§ **GOAL OF THE EXERCISE**:
Would you write out the listing verbatim and skip every picture in it?

START

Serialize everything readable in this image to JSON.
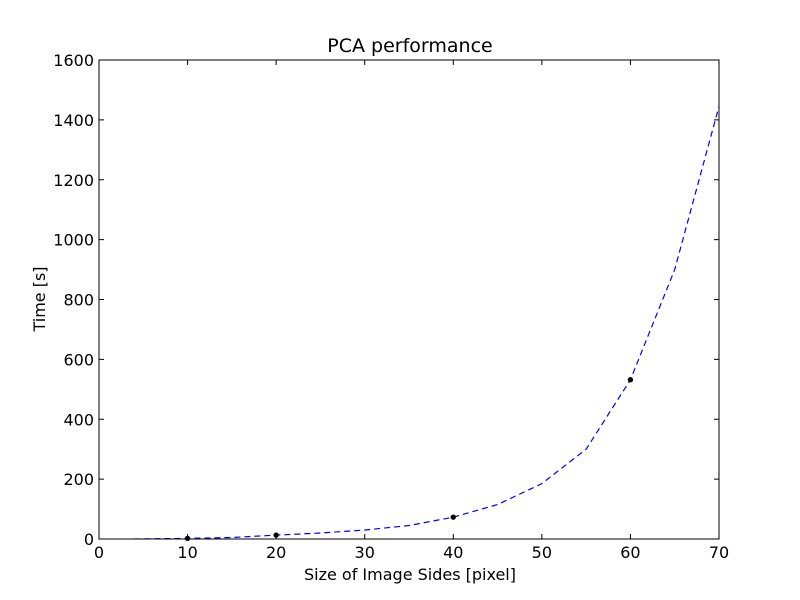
{
  "chart_data": {
    "type": "line",
    "title": "PCA performance",
    "xlabel": "Size of Image Sides [pixel]",
    "ylabel": "Time [s]",
    "xlim": [
      0,
      70
    ],
    "ylim": [
      0,
      1600
    ],
    "xticks": [
      0,
      10,
      20,
      30,
      40,
      50,
      60,
      70
    ],
    "yticks": [
      0,
      200,
      400,
      600,
      800,
      1000,
      1200,
      1400,
      1600
    ],
    "grid": false,
    "series": [
      {
        "kind": "scatter",
        "color": "#000000",
        "points": [
          {
            "x": 10,
            "y": 2
          },
          {
            "x": 20,
            "y": 13
          },
          {
            "x": 40,
            "y": 73
          },
          {
            "x": 60,
            "y": 532
          }
        ]
      },
      {
        "kind": "dashed-line",
        "color": "#0000ff",
        "points": [
          {
            "x": 4,
            "y": 0
          },
          {
            "x": 10,
            "y": 2
          },
          {
            "x": 15,
            "y": 5
          },
          {
            "x": 20,
            "y": 13
          },
          {
            "x": 25,
            "y": 20
          },
          {
            "x": 30,
            "y": 30
          },
          {
            "x": 35,
            "y": 45
          },
          {
            "x": 40,
            "y": 73
          },
          {
            "x": 45,
            "y": 115
          },
          {
            "x": 50,
            "y": 185
          },
          {
            "x": 55,
            "y": 300
          },
          {
            "x": 60,
            "y": 532
          },
          {
            "x": 65,
            "y": 900
          },
          {
            "x": 70,
            "y": 1445
          }
        ]
      }
    ]
  }
}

END

§ **FINAL RESULT**:
Serialize everything readable in this image to JSON.
{
  "chart_data": {
    "type": "line",
    "title": "PCA performance",
    "xlabel": "Size of Image Sides [pixel]",
    "ylabel": "Time [s]",
    "xlim": [
      0,
      70
    ],
    "ylim": [
      0,
      1600
    ],
    "xticks": [
      0,
      10,
      20,
      30,
      40,
      50,
      60,
      70
    ],
    "yticks": [
      0,
      200,
      400,
      600,
      800,
      1000,
      1200,
      1400,
      1600
    ],
    "grid": false,
    "series": [
      {
        "kind": "scatter",
        "color": "#000000",
        "points": [
          {
            "x": 10,
            "y": 2
          },
          {
            "x": 20,
            "y": 13
          },
          {
            "x": 40,
            "y": 73
          },
          {
            "x": 60,
            "y": 532
          }
        ]
      },
      {
        "kind": "dashed-line",
        "color": "#0000ff",
        "points": [
          {
            "x": 4,
            "y": 0
          },
          {
            "x": 10,
            "y": 2
          },
          {
            "x": 15,
            "y": 5
          },
          {
            "x": 20,
            "y": 13
          },
          {
            "x": 25,
            "y": 20
          },
          {
            "x": 30,
            "y": 30
          },
          {
            "x": 35,
            "y": 45
          },
          {
            "x": 40,
            "y": 73
          },
          {
            "x": 45,
            "y": 115
          },
          {
            "x": 50,
            "y": 185
          },
          {
            "x": 55,
            "y": 300
          },
          {
            "x": 60,
            "y": 532
          },
          {
            "x": 65,
            "y": 900
          },
          {
            "x": 70,
            "y": 1445
          }
        ]
      }
    ]
  }
}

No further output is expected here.